— WHAT NEEDS TO BE DONE —
Quote every entry word for word.

— SUPPLIED RECORDS —
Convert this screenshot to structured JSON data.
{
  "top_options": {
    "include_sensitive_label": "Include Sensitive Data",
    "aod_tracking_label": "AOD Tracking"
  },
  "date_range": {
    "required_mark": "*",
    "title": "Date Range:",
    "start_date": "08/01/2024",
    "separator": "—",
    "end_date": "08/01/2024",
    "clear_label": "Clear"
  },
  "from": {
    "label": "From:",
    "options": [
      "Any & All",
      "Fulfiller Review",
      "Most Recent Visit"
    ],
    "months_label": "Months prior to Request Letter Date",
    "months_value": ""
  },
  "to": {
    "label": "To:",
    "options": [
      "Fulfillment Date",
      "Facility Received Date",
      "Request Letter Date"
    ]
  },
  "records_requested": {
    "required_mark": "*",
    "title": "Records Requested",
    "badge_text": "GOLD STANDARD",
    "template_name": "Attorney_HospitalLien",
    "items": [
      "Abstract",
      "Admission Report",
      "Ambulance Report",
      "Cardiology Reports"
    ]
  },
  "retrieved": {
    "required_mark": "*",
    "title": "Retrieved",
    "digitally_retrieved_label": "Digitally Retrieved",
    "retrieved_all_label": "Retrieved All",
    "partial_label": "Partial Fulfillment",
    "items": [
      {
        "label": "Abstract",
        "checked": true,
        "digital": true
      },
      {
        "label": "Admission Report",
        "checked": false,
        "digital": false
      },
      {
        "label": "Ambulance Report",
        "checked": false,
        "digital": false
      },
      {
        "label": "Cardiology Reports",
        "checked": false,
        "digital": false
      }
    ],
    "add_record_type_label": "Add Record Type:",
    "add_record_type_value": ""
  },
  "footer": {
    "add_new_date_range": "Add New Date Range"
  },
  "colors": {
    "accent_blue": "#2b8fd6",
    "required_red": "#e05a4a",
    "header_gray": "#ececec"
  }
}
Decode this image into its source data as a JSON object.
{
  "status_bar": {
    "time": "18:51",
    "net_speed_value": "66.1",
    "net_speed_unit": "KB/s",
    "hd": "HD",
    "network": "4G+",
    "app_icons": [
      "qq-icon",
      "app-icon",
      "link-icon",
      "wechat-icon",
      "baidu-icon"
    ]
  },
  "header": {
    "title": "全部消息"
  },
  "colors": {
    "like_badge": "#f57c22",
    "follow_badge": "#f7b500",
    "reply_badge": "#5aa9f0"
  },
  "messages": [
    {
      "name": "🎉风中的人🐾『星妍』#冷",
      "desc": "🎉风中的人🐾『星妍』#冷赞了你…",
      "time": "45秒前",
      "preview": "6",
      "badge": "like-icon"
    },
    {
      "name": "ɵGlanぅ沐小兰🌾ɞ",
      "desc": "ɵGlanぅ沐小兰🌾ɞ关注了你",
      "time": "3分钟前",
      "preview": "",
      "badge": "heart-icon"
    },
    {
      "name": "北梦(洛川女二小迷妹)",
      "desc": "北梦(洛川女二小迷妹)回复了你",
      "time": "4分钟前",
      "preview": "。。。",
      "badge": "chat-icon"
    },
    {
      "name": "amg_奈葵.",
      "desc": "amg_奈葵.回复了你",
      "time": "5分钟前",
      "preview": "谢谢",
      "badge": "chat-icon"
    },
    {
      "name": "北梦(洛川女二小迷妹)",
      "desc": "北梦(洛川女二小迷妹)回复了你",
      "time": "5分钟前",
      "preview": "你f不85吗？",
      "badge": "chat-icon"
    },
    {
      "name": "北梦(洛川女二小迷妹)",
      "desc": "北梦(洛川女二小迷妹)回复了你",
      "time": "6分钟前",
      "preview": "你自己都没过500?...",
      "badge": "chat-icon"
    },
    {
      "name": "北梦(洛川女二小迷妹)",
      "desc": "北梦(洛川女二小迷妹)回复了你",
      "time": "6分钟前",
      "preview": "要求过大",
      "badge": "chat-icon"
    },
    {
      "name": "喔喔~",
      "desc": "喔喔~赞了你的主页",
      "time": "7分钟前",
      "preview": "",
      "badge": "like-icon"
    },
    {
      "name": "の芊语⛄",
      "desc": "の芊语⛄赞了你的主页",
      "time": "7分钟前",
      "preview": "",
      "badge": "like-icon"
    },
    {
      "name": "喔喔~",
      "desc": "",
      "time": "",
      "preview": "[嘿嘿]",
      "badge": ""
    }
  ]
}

— COMPLETED EXERCISE —
Convert this screenshot to structured JSON data.
{
  "top_options": {
    "include_sensitive_label": "Include Sensitive Data",
    "aod_tracking_label": "AOD Tracking"
  },
  "date_range": {
    "required_mark": "*",
    "title": "Date Range:",
    "start_date": "08/01/2024",
    "separator": "—",
    "end_date": "08/01/2024",
    "clear_label": "Clear"
  },
  "from": {
    "label": "From:",
    "options": [
      "Any & All",
      "Fulfiller Review",
      "Most Recent Visit"
    ],
    "months_label": "Months prior to Request Letter Date",
    "months_value": ""
  },
  "to": {
    "label": "To:",
    "options": [
      "Fulfillment Date",
      "Facility Received Date",
      "Request Letter Date"
    ]
  },
  "records_requested": {
    "required_mark": "*",
    "title": "Records Requested",
    "badge_text": "GOLD STANDARD",
    "template_name": "Attorney_HospitalLien",
    "items": [
      "Abstract",
      "Admission Report",
      "Ambulance Report",
      "Cardiology Reports"
    ]
  },
  "retrieved": {
    "required_mark": "*",
    "title": "Retrieved",
    "digitally_retrieved_label": "Digitally Retrieved",
    "retrieved_all_label": "Retrieved All",
    "partial_label": "Partial Fulfillment",
    "items": [
      {
        "label": "Abstract",
        "checked": true,
        "digital": true
      },
      {
        "label": "Admission Report",
        "checked": false,
        "digital": false
      },
      {
        "label": "Ambulance Report",
        "checked": false,
        "digital": false
      },
      {
        "label": "Cardiology Reports",
        "checked": false,
        "digital": false
      }
    ],
    "add_record_type_label": "Add Record Type:",
    "add_record_type_value": ""
  },
  "footer": {
    "add_new_date_range": "Add New Date Range"
  },
  "colors": {
    "accent_blue": "#2b8fd6",
    "required_red": "#e05a4a",
    "header_gray": "#ececec"
  }
}
Decode this image into its source data as a JSON object.
{
  "status_bar": {
    "time": "18:51",
    "net_speed_value": "66.1",
    "net_speed_unit": "KB/s",
    "hd": "HD",
    "network": "4G+",
    "app_icons": [
      "qq-icon",
      "app-icon",
      "link-icon",
      "wechat-icon",
      "baidu-icon"
    ]
  },
  "header": {
    "title": "全部消息"
  },
  "colors": {
    "like_badge": "#f57c22",
    "follow_badge": "#f7b500",
    "reply_badge": "#5aa9f0"
  },
  "messages": [
    {
      "name": "🎉风中的人🐾『星妍』#冷",
      "desc": "🎉风中的人🐾『星妍』#冷赞了你…",
      "time": "45秒前",
      "preview": "6",
      "badge": "like-icon"
    },
    {
      "name": "ɵGlanぅ沐小兰🌾ɞ",
      "desc": "ɵGlanぅ沐小兰🌾ɞ关注了你",
      "time": "3分钟前",
      "preview": "",
      "badge": "heart-icon"
    },
    {
      "name": "北梦(洛川女二小迷妹)",
      "desc": "北梦(洛川女二小迷妹)回复了你",
      "time": "4分钟前",
      "preview": "。。。",
      "badge": "chat-icon"
    },
    {
      "name": "amg_奈葵.",
      "desc": "amg_奈葵.回复了你",
      "time": "5分钟前",
      "preview": "谢谢",
      "badge": "chat-icon"
    },
    {
      "name": "北梦(洛川女二小迷妹)",
      "desc": "北梦(洛川女二小迷妹)回复了你",
      "time": "5分钟前",
      "preview": "你f不85吗？",
      "badge": "chat-icon"
    },
    {
      "name": "北梦(洛川女二小迷妹)",
      "desc": "北梦(洛川女二小迷妹)回复了你",
      "time": "6分钟前",
      "preview": "你自己都没过500?...",
      "badge": "chat-icon"
    },
    {
      "name": "北梦(洛川女二小迷妹)",
      "desc": "北梦(洛川女二小迷妹)回复了你",
      "time": "6分钟前",
      "preview": "要求过大",
      "badge": "chat-icon"
    },
    {
      "name": "喔喔~",
      "desc": "喔喔~赞了你的主页",
      "time": "7分钟前",
      "preview": "",
      "badge": "like-icon"
    },
    {
      "name": "の芊语⛄",
      "desc": "の芊语⛄赞了你的主页",
      "time": "7分钟前",
      "preview": "",
      "badge": "like-icon"
    },
    {
      "name": "喔喔~",
      "desc": "",
      "time": "",
      "preview": "[嘿嘿]",
      "badge": ""
    }
  ]
}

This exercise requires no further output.